* **INPUT**
################

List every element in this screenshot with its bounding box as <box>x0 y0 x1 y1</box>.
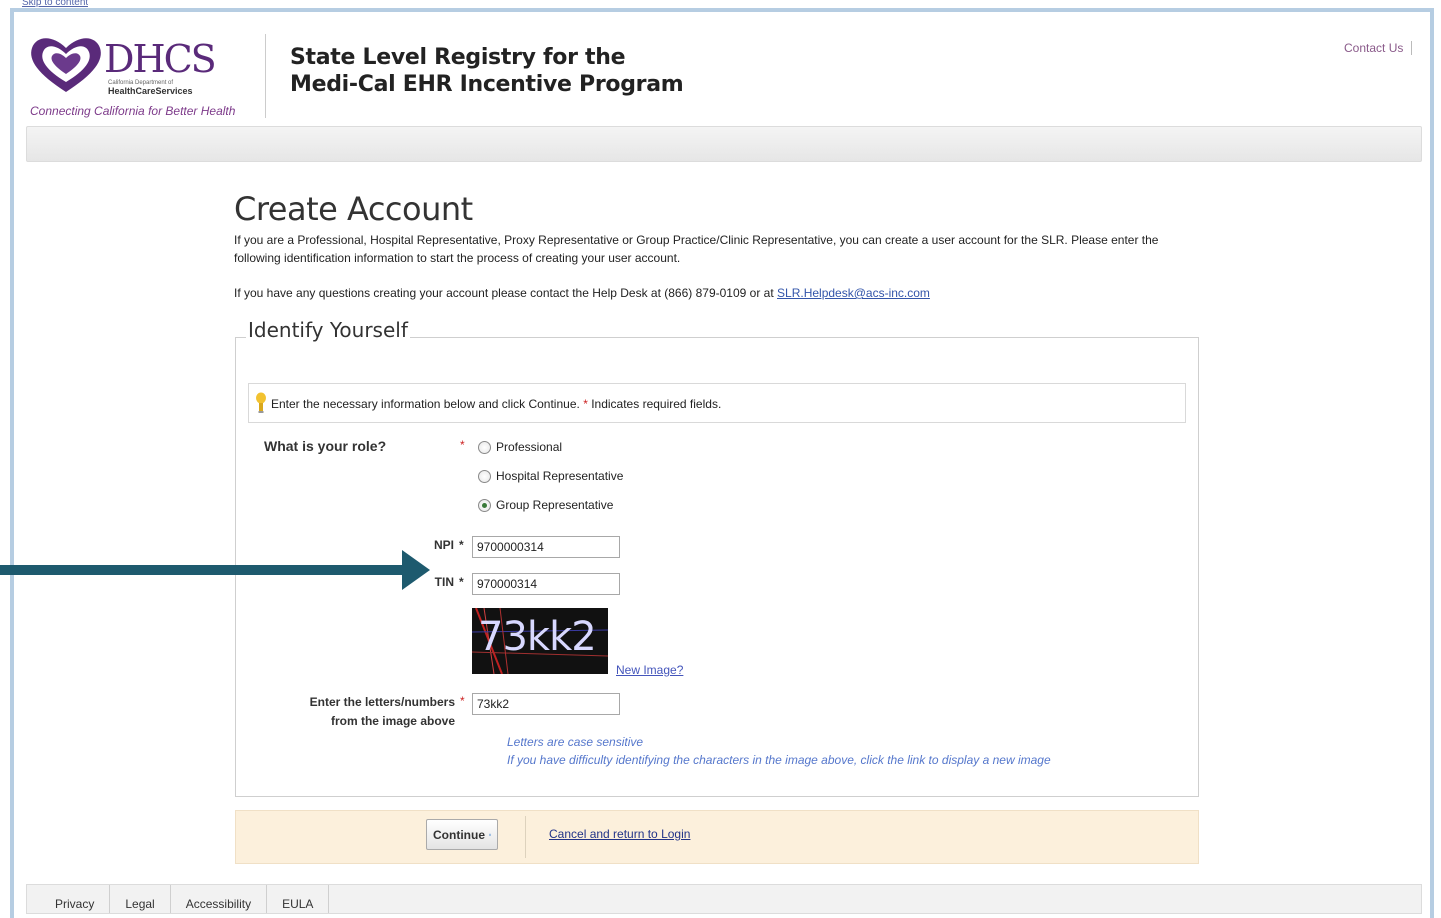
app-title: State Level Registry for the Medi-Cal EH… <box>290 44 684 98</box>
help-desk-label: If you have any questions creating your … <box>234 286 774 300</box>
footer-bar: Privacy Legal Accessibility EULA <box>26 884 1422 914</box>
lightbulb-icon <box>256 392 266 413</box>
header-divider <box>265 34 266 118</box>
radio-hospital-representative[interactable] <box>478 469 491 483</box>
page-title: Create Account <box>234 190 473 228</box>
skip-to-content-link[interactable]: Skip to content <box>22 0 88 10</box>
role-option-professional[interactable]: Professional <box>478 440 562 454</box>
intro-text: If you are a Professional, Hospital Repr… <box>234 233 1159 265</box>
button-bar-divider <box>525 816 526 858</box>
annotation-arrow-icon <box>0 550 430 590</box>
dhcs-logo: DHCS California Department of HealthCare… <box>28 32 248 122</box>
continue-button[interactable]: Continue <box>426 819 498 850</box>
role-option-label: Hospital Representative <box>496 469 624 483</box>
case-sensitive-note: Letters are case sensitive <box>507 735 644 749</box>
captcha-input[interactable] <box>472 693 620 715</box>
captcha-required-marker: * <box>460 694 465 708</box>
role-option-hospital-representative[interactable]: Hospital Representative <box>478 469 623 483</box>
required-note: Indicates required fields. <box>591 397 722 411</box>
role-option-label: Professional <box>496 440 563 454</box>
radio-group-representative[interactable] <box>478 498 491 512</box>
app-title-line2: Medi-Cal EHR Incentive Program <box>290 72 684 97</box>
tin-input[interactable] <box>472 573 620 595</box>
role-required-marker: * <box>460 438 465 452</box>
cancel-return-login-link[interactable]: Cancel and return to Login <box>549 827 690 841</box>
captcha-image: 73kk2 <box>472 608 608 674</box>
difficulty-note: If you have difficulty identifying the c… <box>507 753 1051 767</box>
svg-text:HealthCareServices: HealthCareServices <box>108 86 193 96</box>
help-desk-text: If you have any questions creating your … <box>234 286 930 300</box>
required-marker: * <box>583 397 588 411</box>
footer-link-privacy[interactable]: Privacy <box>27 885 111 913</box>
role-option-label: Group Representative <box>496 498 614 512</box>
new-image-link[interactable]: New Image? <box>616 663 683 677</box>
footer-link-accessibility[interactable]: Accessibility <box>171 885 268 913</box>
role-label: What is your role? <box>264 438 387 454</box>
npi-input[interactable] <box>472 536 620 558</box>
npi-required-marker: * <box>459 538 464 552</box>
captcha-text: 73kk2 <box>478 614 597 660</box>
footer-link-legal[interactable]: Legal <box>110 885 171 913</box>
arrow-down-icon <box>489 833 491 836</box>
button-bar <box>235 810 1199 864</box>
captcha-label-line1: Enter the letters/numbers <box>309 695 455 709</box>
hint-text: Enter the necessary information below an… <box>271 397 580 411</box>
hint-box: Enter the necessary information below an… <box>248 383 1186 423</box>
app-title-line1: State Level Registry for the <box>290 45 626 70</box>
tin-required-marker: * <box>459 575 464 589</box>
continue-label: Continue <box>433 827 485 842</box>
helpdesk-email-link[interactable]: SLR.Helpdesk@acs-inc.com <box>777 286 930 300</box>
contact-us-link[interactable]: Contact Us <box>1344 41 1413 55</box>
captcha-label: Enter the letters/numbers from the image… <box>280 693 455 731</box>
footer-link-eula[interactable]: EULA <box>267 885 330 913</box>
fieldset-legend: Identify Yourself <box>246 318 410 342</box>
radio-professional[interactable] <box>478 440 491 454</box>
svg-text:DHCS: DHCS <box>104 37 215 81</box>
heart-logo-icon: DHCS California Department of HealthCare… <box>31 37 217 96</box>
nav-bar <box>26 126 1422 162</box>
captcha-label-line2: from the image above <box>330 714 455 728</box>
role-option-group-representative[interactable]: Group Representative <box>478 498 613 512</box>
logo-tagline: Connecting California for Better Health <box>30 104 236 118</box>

################

Reproduce each of the lines above verbatim, leaving out the pictures.

* **RESULT OF THIS EXERCISE**
List every element in this screenshot with its bounding box as <box>x0 y0 x1 y1</box>.
app-title: State Level Registry for the Medi-Cal EH… <box>290 44 684 98</box>
help-desk-label: If you have any questions creating your … <box>234 286 774 300</box>
footer-bar: Privacy Legal Accessibility EULA <box>26 884 1422 914</box>
lightbulb-icon <box>256 392 266 413</box>
header-divider <box>265 34 266 118</box>
radio-hospital-representative[interactable] <box>478 469 491 483</box>
page-title: Create Account <box>234 190 473 228</box>
skip-to-content-link[interactable]: Skip to content <box>22 0 88 10</box>
role-option-professional[interactable]: Professional <box>478 440 562 454</box>
intro-text: If you are a Professional, Hospital Repr… <box>234 233 1159 265</box>
button-bar-divider <box>525 816 526 858</box>
annotation-arrow-icon <box>0 550 430 590</box>
dhcs-logo: DHCS California Department of HealthCare… <box>28 32 248 122</box>
continue-button[interactable]: Continue <box>426 819 498 850</box>
role-option-label: Hospital Representative <box>496 469 624 483</box>
case-sensitive-note: Letters are case sensitive <box>507 735 644 749</box>
captcha-input[interactable] <box>472 693 620 715</box>
captcha-required-marker: * <box>460 694 465 708</box>
role-option-hospital-representative[interactable]: Hospital Representative <box>478 469 623 483</box>
required-note: Indicates required fields. <box>591 397 722 411</box>
role-option-label: Professional <box>496 440 563 454</box>
radio-group-representative[interactable] <box>478 498 491 512</box>
app-title-line2: Medi-Cal EHR Incentive Program <box>290 72 684 97</box>
tin-input[interactable] <box>472 573 620 595</box>
role-required-marker: * <box>460 438 465 452</box>
cancel-return-login-link[interactable]: Cancel and return to Login <box>549 827 690 841</box>
captcha-image: 73kk2 <box>472 608 608 674</box>
difficulty-note: If you have difficulty identifying the c… <box>507 753 1051 767</box>
svg-text:HealthCareServices: HealthCareServices <box>108 86 193 96</box>
help-desk-text: If you have any questions creating your … <box>234 286 930 300</box>
required-marker: * <box>583 397 588 411</box>
footer-link-privacy[interactable]: Privacy <box>27 885 111 913</box>
role-option-label: Group Representative <box>496 498 614 512</box>
new-image-link[interactable]: New Image? <box>616 663 683 677</box>
footer-link-accessibility[interactable]: Accessibility <box>171 885 268 913</box>
role-label: What is your role? <box>264 438 387 454</box>
npi-input[interactable] <box>472 536 620 558</box>
npi-required-marker: * <box>459 538 464 552</box>
captcha-text: 73kk2 <box>478 614 597 660</box>
footer-link-legal[interactable]: Legal <box>110 885 171 913</box>
arrow-down-icon <box>489 833 491 836</box>
button-bar <box>235 810 1199 864</box>
captcha-label-line1: Enter the letters/numbers <box>309 695 455 709</box>
hint-text: Enter the necessary information below an… <box>271 397 580 411</box>
hint-box: Enter the necessary information below an… <box>248 383 1186 423</box>
app-title-line1: State Level Registry for the <box>290 45 626 70</box>
tin-required-marker: * <box>459 575 464 589</box>
continue-label: Continue <box>433 827 485 842</box>
helpdesk-email-link[interactable]: SLR.Helpdesk@acs-inc.com <box>777 286 930 300</box>
contact-us-link[interactable]: Contact Us <box>1344 41 1413 55</box>
captcha-label: Enter the letters/numbers from the image… <box>280 693 455 731</box>
footer-link-eula[interactable]: EULA <box>267 885 330 913</box>
fieldset-legend: Identify Yourself <box>246 318 410 342</box>
radio-professional[interactable] <box>478 440 491 454</box>
svg-text:DHCS: DHCS <box>104 37 215 81</box>
heart-logo-icon: DHCS California Department of HealthCare… <box>31 37 217 96</box>
nav-bar <box>26 126 1422 162</box>
captcha-label-line2: from the image above <box>330 714 455 728</box>
role-option-group-representative[interactable]: Group Representative <box>478 498 613 512</box>
logo-tagline: Connecting California for Better Health <box>30 104 236 118</box>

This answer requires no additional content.